» **TASK DESCRIPTION**:
Copy out the listing exactly.

Records from a data source:
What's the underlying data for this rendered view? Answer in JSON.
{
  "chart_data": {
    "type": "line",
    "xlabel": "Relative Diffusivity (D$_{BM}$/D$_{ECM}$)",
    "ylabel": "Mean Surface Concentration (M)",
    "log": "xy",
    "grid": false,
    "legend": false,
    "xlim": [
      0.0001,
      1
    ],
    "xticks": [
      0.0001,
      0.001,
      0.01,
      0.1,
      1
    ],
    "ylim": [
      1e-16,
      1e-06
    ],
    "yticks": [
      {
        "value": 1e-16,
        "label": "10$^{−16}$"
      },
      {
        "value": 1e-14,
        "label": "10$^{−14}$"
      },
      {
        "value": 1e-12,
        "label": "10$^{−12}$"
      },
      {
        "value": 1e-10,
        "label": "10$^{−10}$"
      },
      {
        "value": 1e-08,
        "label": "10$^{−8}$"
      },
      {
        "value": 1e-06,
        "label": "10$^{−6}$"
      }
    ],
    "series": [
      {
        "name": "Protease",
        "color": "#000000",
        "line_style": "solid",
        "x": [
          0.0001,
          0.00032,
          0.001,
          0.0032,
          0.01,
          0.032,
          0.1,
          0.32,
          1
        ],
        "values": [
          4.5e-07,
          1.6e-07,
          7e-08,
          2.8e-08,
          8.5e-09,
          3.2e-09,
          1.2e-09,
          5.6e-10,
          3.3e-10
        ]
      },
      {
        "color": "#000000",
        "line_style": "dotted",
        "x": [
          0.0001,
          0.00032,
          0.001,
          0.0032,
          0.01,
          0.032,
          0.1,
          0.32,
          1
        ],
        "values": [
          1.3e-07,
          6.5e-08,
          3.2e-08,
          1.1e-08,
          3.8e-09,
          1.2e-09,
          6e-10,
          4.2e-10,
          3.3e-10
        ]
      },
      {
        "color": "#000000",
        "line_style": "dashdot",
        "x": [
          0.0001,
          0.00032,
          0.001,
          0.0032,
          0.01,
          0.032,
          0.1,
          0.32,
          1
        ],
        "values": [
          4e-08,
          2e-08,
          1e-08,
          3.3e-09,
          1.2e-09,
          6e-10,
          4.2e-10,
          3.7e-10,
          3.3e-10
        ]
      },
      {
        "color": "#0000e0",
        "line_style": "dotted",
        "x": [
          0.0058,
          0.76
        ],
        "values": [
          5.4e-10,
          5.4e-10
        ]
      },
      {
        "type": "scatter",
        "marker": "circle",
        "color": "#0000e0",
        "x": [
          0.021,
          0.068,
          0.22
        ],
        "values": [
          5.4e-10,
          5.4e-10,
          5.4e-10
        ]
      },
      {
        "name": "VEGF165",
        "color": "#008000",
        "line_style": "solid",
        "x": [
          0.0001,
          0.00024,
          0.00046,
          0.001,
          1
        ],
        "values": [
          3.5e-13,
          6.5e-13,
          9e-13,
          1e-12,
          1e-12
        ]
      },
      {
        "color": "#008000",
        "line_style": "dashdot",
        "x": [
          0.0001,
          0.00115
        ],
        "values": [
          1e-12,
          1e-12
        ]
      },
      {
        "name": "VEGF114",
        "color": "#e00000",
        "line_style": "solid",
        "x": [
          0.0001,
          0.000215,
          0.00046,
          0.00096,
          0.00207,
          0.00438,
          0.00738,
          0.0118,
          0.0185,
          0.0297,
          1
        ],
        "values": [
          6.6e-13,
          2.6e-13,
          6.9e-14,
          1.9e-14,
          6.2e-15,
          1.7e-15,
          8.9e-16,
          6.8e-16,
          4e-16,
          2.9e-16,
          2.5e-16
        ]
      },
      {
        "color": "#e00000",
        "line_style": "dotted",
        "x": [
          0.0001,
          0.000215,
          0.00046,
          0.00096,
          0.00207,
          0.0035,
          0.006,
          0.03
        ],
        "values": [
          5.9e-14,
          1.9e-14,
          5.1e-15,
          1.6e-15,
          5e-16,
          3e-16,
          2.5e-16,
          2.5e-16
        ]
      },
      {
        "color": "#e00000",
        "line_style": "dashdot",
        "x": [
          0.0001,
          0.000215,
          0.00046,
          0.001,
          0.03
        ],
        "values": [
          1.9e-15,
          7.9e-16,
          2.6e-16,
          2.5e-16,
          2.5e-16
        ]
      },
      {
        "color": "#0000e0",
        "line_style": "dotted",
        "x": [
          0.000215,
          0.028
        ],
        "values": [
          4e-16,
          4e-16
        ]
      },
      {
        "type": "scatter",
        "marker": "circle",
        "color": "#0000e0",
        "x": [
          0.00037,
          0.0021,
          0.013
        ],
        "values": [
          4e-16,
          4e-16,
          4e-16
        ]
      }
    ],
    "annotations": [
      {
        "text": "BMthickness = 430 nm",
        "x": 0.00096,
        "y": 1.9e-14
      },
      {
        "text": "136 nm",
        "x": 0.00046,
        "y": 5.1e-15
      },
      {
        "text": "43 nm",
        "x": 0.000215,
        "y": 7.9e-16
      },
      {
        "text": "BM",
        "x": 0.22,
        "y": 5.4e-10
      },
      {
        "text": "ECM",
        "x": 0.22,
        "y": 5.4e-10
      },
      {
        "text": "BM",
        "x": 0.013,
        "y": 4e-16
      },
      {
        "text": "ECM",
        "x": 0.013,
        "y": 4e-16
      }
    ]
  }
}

» **EXERCISE ANSWER**:
What's the underlying data for this rendered view? Answer in JSON.
{
  "chart_data": {
    "type": "line",
    "xlabel": "Relative Diffusivity (D$_{BM}$/D$_{ECM}$)",
    "ylabel": "Mean Surface Concentration (M)",
    "log": "xy",
    "grid": false,
    "legend": false,
    "xlim": [
      0.0001,
      1
    ],
    "xticks": [
      0.0001,
      0.001,
      0.01,
      0.1,
      1
    ],
    "ylim": [
      1e-16,
      1e-06
    ],
    "yticks": [
      {
        "value": 1e-16,
        "label": "10$^{−16}$"
      },
      {
        "value": 1e-14,
        "label": "10$^{−14}$"
      },
      {
        "value": 1e-12,
        "label": "10$^{−12}$"
      },
      {
        "value": 1e-10,
        "label": "10$^{−10}$"
      },
      {
        "value": 1e-08,
        "label": "10$^{−8}$"
      },
      {
        "value": 1e-06,
        "label": "10$^{−6}$"
      }
    ],
    "series": [
      {
        "name": "Protease",
        "color": "#000000",
        "line_style": "solid",
        "x": [
          0.0001,
          0.00032,
          0.001,
          0.0032,
          0.01,
          0.032,
          0.1,
          0.32,
          1
        ],
        "values": [
          4.5e-07,
          1.6e-07,
          7e-08,
          2.8e-08,
          8.5e-09,
          3.2e-09,
          1.2e-09,
          5.6e-10,
          3.3e-10
        ]
      },
      {
        "color": "#000000",
        "line_style": "dotted",
        "x": [
          0.0001,
          0.00032,
          0.001,
          0.0032,
          0.01,
          0.032,
          0.1,
          0.32,
          1
        ],
        "values": [
          1.3e-07,
          6.5e-08,
          3.2e-08,
          1.1e-08,
          3.8e-09,
          1.2e-09,
          6e-10,
          4.2e-10,
          3.3e-10
        ]
      },
      {
        "color": "#000000",
        "line_style": "dashdot",
        "x": [
          0.0001,
          0.00032,
          0.001,
          0.0032,
          0.01,
          0.032,
          0.1,
          0.32,
          1
        ],
        "values": [
          4e-08,
          2e-08,
          1e-08,
          3.3e-09,
          1.2e-09,
          6e-10,
          4.2e-10,
          3.7e-10,
          3.3e-10
        ]
      },
      {
        "color": "#0000e0",
        "line_style": "dotted",
        "x": [
          0.0058,
          0.76
        ],
        "values": [
          5.4e-10,
          5.4e-10
        ]
      },
      {
        "type": "scatter",
        "marker": "circle",
        "color": "#0000e0",
        "x": [
          0.021,
          0.068,
          0.22
        ],
        "values": [
          5.4e-10,
          5.4e-10,
          5.4e-10
        ]
      },
      {
        "name": "VEGF165",
        "color": "#008000",
        "line_style": "solid",
        "x": [
          0.0001,
          0.00024,
          0.00046,
          0.001,
          1
        ],
        "values": [
          3.5e-13,
          6.5e-13,
          9e-13,
          1e-12,
          1e-12
        ]
      },
      {
        "color": "#008000",
        "line_style": "dashdot",
        "x": [
          0.0001,
          0.00115
        ],
        "values": [
          1e-12,
          1e-12
        ]
      },
      {
        "name": "VEGF114",
        "color": "#e00000",
        "line_style": "solid",
        "x": [
          0.0001,
          0.000215,
          0.00046,
          0.00096,
          0.00207,
          0.00438,
          0.00738,
          0.0118,
          0.0185,
          0.0297,
          1
        ],
        "values": [
          6.6e-13,
          2.6e-13,
          6.9e-14,
          1.9e-14,
          6.2e-15,
          1.7e-15,
          8.9e-16,
          6.8e-16,
          4e-16,
          2.9e-16,
          2.5e-16
        ]
      },
      {
        "color": "#e00000",
        "line_style": "dotted",
        "x": [
          0.0001,
          0.000215,
          0.00046,
          0.00096,
          0.00207,
          0.0035,
          0.006,
          0.03
        ],
        "values": [
          5.9e-14,
          1.9e-14,
          5.1e-15,
          1.6e-15,
          5e-16,
          3e-16,
          2.5e-16,
          2.5e-16
        ]
      },
      {
        "color": "#e00000",
        "line_style": "dashdot",
        "x": [
          0.0001,
          0.000215,
          0.00046,
          0.001,
          0.03
        ],
        "values": [
          1.9e-15,
          7.9e-16,
          2.6e-16,
          2.5e-16,
          2.5e-16
        ]
      },
      {
        "color": "#0000e0",
        "line_style": "dotted",
        "x": [
          0.000215,
          0.028
        ],
        "values": [
          4e-16,
          4e-16
        ]
      },
      {
        "type": "scatter",
        "marker": "circle",
        "color": "#0000e0",
        "x": [
          0.00037,
          0.0021,
          0.013
        ],
        "values": [
          4e-16,
          4e-16,
          4e-16
        ]
      }
    ],
    "annotations": [
      {
        "text": "BMthickness = 430 nm",
        "x": 0.00096,
        "y": 1.9e-14
      },
      {
        "text": "136 nm",
        "x": 0.00046,
        "y": 5.1e-15
      },
      {
        "text": "43 nm",
        "x": 0.000215,
        "y": 7.9e-16
      },
      {
        "text": "BM",
        "x": 0.22,
        "y": 5.4e-10
      },
      {
        "text": "ECM",
        "x": 0.22,
        "y": 5.4e-10
      },
      {
        "text": "BM",
        "x": 0.013,
        "y": 4e-16
      },
      {
        "text": "ECM",
        "x": 0.013,
        "y": 4e-16
      }
    ]
  }
}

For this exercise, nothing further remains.